Supplied records —
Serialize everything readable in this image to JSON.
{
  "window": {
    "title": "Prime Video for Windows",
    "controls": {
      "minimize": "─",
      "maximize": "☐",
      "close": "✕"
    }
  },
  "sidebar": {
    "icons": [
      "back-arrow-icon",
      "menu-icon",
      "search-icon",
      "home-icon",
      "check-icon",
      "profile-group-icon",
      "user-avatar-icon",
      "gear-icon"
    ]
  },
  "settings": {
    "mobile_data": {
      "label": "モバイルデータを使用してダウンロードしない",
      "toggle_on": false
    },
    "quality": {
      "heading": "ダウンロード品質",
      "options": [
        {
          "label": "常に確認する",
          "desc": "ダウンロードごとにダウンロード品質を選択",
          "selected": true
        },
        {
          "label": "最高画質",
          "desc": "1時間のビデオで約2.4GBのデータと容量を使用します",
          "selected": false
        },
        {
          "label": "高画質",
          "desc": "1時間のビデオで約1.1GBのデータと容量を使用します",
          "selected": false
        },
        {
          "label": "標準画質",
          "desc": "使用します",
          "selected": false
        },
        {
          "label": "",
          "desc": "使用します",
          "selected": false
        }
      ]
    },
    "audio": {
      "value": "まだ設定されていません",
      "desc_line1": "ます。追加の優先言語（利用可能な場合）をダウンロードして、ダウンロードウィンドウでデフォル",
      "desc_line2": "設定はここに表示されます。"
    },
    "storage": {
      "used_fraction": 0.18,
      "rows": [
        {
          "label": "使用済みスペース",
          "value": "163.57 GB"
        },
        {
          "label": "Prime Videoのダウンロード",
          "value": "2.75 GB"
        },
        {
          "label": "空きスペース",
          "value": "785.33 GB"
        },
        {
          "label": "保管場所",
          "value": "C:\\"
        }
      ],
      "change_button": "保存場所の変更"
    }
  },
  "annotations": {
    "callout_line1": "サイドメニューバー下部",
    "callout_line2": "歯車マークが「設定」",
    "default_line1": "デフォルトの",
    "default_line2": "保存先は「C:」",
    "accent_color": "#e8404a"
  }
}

Short exercise — Filter the listing above for the string "Prime" and copy every matching line.

Response —
    "title": "Prime Video for Windows",
          "label": "Prime Videoのダウンロード",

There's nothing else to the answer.